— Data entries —

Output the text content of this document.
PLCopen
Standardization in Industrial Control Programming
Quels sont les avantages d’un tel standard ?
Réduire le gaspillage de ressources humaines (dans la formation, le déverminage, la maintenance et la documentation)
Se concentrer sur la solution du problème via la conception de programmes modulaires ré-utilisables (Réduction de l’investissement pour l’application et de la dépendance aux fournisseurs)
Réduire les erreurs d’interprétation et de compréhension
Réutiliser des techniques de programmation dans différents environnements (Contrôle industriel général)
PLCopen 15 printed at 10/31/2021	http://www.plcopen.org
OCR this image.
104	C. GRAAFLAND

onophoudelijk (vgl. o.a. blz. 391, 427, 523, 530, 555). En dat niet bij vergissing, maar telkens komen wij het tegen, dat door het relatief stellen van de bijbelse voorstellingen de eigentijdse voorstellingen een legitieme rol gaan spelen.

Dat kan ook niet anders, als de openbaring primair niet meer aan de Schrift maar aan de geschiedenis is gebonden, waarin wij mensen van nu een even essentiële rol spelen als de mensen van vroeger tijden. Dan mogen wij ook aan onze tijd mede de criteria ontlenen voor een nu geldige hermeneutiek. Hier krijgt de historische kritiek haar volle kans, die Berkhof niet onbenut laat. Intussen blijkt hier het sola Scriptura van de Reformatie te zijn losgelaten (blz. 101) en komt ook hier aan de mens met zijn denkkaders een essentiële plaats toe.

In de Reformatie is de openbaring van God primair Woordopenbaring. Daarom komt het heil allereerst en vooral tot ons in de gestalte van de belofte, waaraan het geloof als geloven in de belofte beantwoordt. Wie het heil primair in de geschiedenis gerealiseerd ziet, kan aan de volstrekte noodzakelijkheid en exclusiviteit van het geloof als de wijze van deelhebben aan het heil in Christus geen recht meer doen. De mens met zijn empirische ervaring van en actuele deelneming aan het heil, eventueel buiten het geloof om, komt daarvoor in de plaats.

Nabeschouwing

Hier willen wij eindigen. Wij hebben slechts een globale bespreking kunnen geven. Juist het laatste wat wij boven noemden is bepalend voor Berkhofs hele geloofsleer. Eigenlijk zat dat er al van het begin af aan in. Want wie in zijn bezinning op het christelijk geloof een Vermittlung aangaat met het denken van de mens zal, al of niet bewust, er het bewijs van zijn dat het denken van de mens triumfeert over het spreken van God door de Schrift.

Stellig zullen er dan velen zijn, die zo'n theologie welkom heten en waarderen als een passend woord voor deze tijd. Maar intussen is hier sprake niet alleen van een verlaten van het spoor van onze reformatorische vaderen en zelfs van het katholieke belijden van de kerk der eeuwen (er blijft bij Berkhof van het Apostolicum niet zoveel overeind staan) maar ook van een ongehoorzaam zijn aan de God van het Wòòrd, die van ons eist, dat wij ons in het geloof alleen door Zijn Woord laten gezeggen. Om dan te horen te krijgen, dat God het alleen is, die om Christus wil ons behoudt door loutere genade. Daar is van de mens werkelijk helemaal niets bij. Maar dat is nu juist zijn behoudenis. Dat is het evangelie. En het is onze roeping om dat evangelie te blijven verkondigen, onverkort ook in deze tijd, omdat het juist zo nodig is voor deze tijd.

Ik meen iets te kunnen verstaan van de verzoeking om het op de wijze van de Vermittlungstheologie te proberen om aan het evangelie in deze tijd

— EXERCISE DIRECTIONS —
Emit the full listing verbatim.

— THE RESPONSE —
Output the text content of this document.
PLCopen
Standardization in Industrial Control Programming
Quels sont les avantages d’un tel standard ?
Réduire le gaspillage de ressources humaines (dans la formation, le déverminage, la maintenance et la documentation)
Se concentrer sur la solution du problème via la conception de programmes modulaires ré-utilisables (Réduction de l’investissement pour l’application et de la dépendance aux fournisseurs)
Réduire les erreurs d’interprétation et de compréhension
Réutiliser des techniques de programmation dans différents environnements (Contrôle industriel général)
PLCopen 15 printed at 10/31/2021	http://www.plcopen.org
OCR this image.
104	C. GRAAFLAND

onophoudelijk (vgl. o.a. blz. 391, 427, 523, 530, 555). En dat niet bij vergissing, maar telkens komen wij het tegen, dat door het relatief stellen van de bijbelse voorstellingen de eigentijdse voorstellingen een legitieme rol gaan spelen.

Dat kan ook niet anders, als de openbaring primair niet meer aan de Schrift maar aan de geschiedenis is gebonden, waarin wij mensen van nu een even essentiële rol spelen als de mensen van vroeger tijden. Dan mogen wij ook aan onze tijd mede de criteria ontlenen voor een nu geldige hermeneutiek. Hier krijgt de historische kritiek haar volle kans, die Berkhof niet onbenut laat. Intussen blijkt hier het sola Scriptura van de Reformatie te zijn losgelaten (blz. 101) en komt ook hier aan de mens met zijn denkkaders een essentiële plaats toe.

In de Reformatie is de openbaring van God primair Woordopenbaring. Daarom komt het heil allereerst en vooral tot ons in de gestalte van de belofte, waaraan het geloof als geloven in de belofte beantwoordt. Wie het heil primair in de geschiedenis gerealiseerd ziet, kan aan de volstrekte noodzakelijkheid en exclusiviteit van het geloof als de wijze van deelhebben aan het heil in Christus geen recht meer doen. De mens met zijn empirische ervaring van en actuele deelneming aan het heil, eventueel buiten het geloof om, komt daarvoor in de plaats.

Nabeschouwing

Hier willen wij eindigen. Wij hebben slechts een globale bespreking kunnen geven. Juist het laatste wat wij boven noemden is bepalend voor Berkhofs hele geloofsleer. Eigenlijk zat dat er al van het begin af aan in. Want wie in zijn bezinning op het christelijk geloof een Vermittlung aangaat met het denken van de mens zal, al of niet bewust, er het bewijs van zijn dat het denken van de mens triumfeert over het spreken van God door de Schrift.

Stellig zullen er dan velen zijn, die zo'n theologie welkom heten en waarderen als een passend woord voor deze tijd. Maar intussen is hier sprake niet alleen van een verlaten van het spoor van onze reformatorische vaderen en zelfs van het katholieke belijden van de kerk der eeuwen (er blijft bij Berkhof van het Apostolicum niet zoveel overeind staan) maar ook van een ongehoorzaam zijn aan de God van het Wòòrd, die van ons eist, dat wij ons in het geloof alleen door Zijn Woord laten gezeggen. Om dan te horen te krijgen, dat God het alleen is, die om Christus wil ons behoudt door loutere genade. Daar is van de mens werkelijk helemaal niets bij. Maar dat is nu juist zijn behoudenis. Dat is het evangelie. En het is onze roeping om dat evangelie te blijven verkondigen, onverkort ook in deze tijd, omdat het juist zo nodig is voor deze tijd.

Ik meen iets te kunnen verstaan van de verzoeking om het op de wijze van de Vermittlungstheologie te proberen om aan het evangelie in deze tijd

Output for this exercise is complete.